● **SHORT EXERCISE**:
Without skipping anything, write out each record below exactly.

● **ITEMS**:
________

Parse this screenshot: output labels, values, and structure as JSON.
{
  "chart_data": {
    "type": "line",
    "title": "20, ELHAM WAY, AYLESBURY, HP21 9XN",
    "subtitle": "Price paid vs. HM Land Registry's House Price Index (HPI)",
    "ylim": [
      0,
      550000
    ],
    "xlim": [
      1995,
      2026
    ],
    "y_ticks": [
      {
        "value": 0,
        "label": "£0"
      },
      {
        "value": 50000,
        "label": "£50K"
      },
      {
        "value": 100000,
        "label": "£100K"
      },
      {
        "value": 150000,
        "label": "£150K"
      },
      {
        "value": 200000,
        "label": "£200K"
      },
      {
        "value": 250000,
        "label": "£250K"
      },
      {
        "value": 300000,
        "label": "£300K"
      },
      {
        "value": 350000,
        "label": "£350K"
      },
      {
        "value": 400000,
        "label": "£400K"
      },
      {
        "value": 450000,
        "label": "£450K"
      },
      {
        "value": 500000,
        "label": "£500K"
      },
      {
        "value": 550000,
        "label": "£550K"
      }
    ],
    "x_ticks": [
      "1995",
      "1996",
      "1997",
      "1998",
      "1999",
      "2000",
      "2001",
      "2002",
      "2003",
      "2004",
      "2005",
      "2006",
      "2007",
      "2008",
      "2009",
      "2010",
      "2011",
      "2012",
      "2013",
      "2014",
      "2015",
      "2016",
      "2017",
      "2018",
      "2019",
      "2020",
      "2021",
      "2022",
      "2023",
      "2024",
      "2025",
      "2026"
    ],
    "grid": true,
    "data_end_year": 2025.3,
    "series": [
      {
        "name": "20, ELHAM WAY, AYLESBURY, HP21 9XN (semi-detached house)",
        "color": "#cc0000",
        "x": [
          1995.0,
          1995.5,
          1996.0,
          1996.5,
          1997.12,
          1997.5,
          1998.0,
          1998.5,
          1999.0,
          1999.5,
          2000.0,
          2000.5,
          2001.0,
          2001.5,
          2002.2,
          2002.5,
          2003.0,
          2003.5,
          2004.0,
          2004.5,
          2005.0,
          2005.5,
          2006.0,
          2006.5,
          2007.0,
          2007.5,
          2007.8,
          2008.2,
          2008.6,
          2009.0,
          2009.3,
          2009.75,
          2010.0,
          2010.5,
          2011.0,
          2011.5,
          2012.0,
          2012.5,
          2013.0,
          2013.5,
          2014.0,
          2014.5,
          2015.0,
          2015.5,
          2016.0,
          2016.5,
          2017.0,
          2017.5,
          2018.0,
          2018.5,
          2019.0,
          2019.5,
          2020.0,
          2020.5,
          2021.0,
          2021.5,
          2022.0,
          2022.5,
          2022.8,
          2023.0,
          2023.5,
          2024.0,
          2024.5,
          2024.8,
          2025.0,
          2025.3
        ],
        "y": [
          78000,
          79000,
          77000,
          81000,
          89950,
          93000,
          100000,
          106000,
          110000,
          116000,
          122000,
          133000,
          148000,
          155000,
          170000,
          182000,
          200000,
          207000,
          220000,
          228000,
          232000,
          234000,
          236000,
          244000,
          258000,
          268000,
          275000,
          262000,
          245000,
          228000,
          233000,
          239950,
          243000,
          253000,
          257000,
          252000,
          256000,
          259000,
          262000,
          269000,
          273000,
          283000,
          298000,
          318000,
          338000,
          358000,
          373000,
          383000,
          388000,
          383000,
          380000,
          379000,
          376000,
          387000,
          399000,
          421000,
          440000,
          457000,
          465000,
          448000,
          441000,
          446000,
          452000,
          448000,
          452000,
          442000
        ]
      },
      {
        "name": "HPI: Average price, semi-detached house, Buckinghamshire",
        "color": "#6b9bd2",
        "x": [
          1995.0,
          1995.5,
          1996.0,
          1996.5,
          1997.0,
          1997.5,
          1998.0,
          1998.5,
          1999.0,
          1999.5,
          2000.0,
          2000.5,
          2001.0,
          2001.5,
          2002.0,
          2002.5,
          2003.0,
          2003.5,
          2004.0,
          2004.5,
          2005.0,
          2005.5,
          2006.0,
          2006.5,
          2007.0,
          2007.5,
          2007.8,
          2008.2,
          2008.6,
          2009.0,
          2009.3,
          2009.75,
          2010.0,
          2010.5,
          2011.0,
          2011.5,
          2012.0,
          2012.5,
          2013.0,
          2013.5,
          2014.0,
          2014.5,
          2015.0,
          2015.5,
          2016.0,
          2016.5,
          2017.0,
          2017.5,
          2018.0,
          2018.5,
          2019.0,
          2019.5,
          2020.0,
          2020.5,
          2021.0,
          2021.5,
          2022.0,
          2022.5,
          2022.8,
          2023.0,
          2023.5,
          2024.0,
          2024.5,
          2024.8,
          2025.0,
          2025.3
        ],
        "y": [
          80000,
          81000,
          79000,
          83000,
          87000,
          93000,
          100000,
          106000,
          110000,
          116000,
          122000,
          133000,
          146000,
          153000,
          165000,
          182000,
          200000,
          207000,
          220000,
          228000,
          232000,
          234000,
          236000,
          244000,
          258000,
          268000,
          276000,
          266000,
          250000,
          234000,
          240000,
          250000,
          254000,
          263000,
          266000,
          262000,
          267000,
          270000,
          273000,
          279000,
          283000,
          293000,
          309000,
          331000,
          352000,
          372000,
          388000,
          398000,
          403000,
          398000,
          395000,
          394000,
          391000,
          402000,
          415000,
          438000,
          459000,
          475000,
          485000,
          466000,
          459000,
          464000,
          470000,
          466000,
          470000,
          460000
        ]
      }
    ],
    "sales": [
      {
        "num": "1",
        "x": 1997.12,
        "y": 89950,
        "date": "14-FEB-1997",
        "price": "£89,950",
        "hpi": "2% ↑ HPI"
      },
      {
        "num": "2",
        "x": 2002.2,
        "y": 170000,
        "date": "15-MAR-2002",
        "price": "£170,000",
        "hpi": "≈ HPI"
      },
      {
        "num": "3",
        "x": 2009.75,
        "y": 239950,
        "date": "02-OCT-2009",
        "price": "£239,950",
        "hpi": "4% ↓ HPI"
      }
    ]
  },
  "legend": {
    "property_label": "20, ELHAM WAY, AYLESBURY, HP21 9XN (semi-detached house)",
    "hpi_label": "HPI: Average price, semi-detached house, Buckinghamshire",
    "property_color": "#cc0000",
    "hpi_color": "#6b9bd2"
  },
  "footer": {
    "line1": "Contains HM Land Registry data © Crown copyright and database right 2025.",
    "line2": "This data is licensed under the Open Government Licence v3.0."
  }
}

________

● **FULL OUTPUT**:
Parse this screenshot: output labels, values, and structure as JSON.
{
  "chart_data": {
    "type": "line",
    "title": "20, ELHAM WAY, AYLESBURY, HP21 9XN",
    "subtitle": "Price paid vs. HM Land Registry's House Price Index (HPI)",
    "ylim": [
      0,
      550000
    ],
    "xlim": [
      1995,
      2026
    ],
    "y_ticks": [
      {
        "value": 0,
        "label": "£0"
      },
      {
        "value": 50000,
        "label": "£50K"
      },
      {
        "value": 100000,
        "label": "£100K"
      },
      {
        "value": 150000,
        "label": "£150K"
      },
      {
        "value": 200000,
        "label": "£200K"
      },
      {
        "value": 250000,
        "label": "£250K"
      },
      {
        "value": 300000,
        "label": "£300K"
      },
      {
        "value": 350000,
        "label": "£350K"
      },
      {
        "value": 400000,
        "label": "£400K"
      },
      {
        "value": 450000,
        "label": "£450K"
      },
      {
        "value": 500000,
        "label": "£500K"
      },
      {
        "value": 550000,
        "label": "£550K"
      }
    ],
    "x_ticks": [
      "1995",
      "1996",
      "1997",
      "1998",
      "1999",
      "2000",
      "2001",
      "2002",
      "2003",
      "2004",
      "2005",
      "2006",
      "2007",
      "2008",
      "2009",
      "2010",
      "2011",
      "2012",
      "2013",
      "2014",
      "2015",
      "2016",
      "2017",
      "2018",
      "2019",
      "2020",
      "2021",
      "2022",
      "2023",
      "2024",
      "2025",
      "2026"
    ],
    "grid": true,
    "data_end_year": 2025.3,
    "series": [
      {
        "name": "20, ELHAM WAY, AYLESBURY, HP21 9XN (semi-detached house)",
        "color": "#cc0000",
        "x": [
          1995.0,
          1995.5,
          1996.0,
          1996.5,
          1997.12,
          1997.5,
          1998.0,
          1998.5,
          1999.0,
          1999.5,
          2000.0,
          2000.5,
          2001.0,
          2001.5,
          2002.2,
          2002.5,
          2003.0,
          2003.5,
          2004.0,
          2004.5,
          2005.0,
          2005.5,
          2006.0,
          2006.5,
          2007.0,
          2007.5,
          2007.8,
          2008.2,
          2008.6,
          2009.0,
          2009.3,
          2009.75,
          2010.0,
          2010.5,
          2011.0,
          2011.5,
          2012.0,
          2012.5,
          2013.0,
          2013.5,
          2014.0,
          2014.5,
          2015.0,
          2015.5,
          2016.0,
          2016.5,
          2017.0,
          2017.5,
          2018.0,
          2018.5,
          2019.0,
          2019.5,
          2020.0,
          2020.5,
          2021.0,
          2021.5,
          2022.0,
          2022.5,
          2022.8,
          2023.0,
          2023.5,
          2024.0,
          2024.5,
          2024.8,
          2025.0,
          2025.3
        ],
        "y": [
          78000,
          79000,
          77000,
          81000,
          89950,
          93000,
          100000,
          106000,
          110000,
          116000,
          122000,
          133000,
          148000,
          155000,
          170000,
          182000,
          200000,
          207000,
          220000,
          228000,
          232000,
          234000,
          236000,
          244000,
          258000,
          268000,
          275000,
          262000,
          245000,
          228000,
          233000,
          239950,
          243000,
          253000,
          257000,
          252000,
          256000,
          259000,
          262000,
          269000,
          273000,
          283000,
          298000,
          318000,
          338000,
          358000,
          373000,
          383000,
          388000,
          383000,
          380000,
          379000,
          376000,
          387000,
          399000,
          421000,
          440000,
          457000,
          465000,
          448000,
          441000,
          446000,
          452000,
          448000,
          452000,
          442000
        ]
      },
      {
        "name": "HPI: Average price, semi-detached house, Buckinghamshire",
        "color": "#6b9bd2",
        "x": [
          1995.0,
          1995.5,
          1996.0,
          1996.5,
          1997.0,
          1997.5,
          1998.0,
          1998.5,
          1999.0,
          1999.5,
          2000.0,
          2000.5,
          2001.0,
          2001.5,
          2002.0,
          2002.5,
          2003.0,
          2003.5,
          2004.0,
          2004.5,
          2005.0,
          2005.5,
          2006.0,
          2006.5,
          2007.0,
          2007.5,
          2007.8,
          2008.2,
          2008.6,
          2009.0,
          2009.3,
          2009.75,
          2010.0,
          2010.5,
          2011.0,
          2011.5,
          2012.0,
          2012.5,
          2013.0,
          2013.5,
          2014.0,
          2014.5,
          2015.0,
          2015.5,
          2016.0,
          2016.5,
          2017.0,
          2017.5,
          2018.0,
          2018.5,
          2019.0,
          2019.5,
          2020.0,
          2020.5,
          2021.0,
          2021.5,
          2022.0,
          2022.5,
          2022.8,
          2023.0,
          2023.5,
          2024.0,
          2024.5,
          2024.8,
          2025.0,
          2025.3
        ],
        "y": [
          80000,
          81000,
          79000,
          83000,
          87000,
          93000,
          100000,
          106000,
          110000,
          116000,
          122000,
          133000,
          146000,
          153000,
          165000,
          182000,
          200000,
          207000,
          220000,
          228000,
          232000,
          234000,
          236000,
          244000,
          258000,
          268000,
          276000,
          266000,
          250000,
          234000,
          240000,
          250000,
          254000,
          263000,
          266000,
          262000,
          267000,
          270000,
          273000,
          279000,
          283000,
          293000,
          309000,
          331000,
          352000,
          372000,
          388000,
          398000,
          403000,
          398000,
          395000,
          394000,
          391000,
          402000,
          415000,
          438000,
          459000,
          475000,
          485000,
          466000,
          459000,
          464000,
          470000,
          466000,
          470000,
          460000
        ]
      }
    ],
    "sales": [
      {
        "num": "1",
        "x": 1997.12,
        "y": 89950,
        "date": "14-FEB-1997",
        "price": "£89,950",
        "hpi": "2% ↑ HPI"
      },
      {
        "num": "2",
        "x": 2002.2,
        "y": 170000,
        "date": "15-MAR-2002",
        "price": "£170,000",
        "hpi": "≈ HPI"
      },
      {
        "num": "3",
        "x": 2009.75,
        "y": 239950,
        "date": "02-OCT-2009",
        "price": "£239,950",
        "hpi": "4% ↓ HPI"
      }
    ]
  },
  "legend": {
    "property_label": "20, ELHAM WAY, AYLESBURY, HP21 9XN (semi-detached house)",
    "hpi_label": "HPI: Average price, semi-detached house, Buckinghamshire",
    "property_color": "#cc0000",
    "hpi_color": "#6b9bd2"
  },
  "footer": {
    "line1": "Contains HM Land Registry data © Crown copyright and database right 2025.",
    "line2": "This data is licensed under the Open Government Licence v3.0."
  }
}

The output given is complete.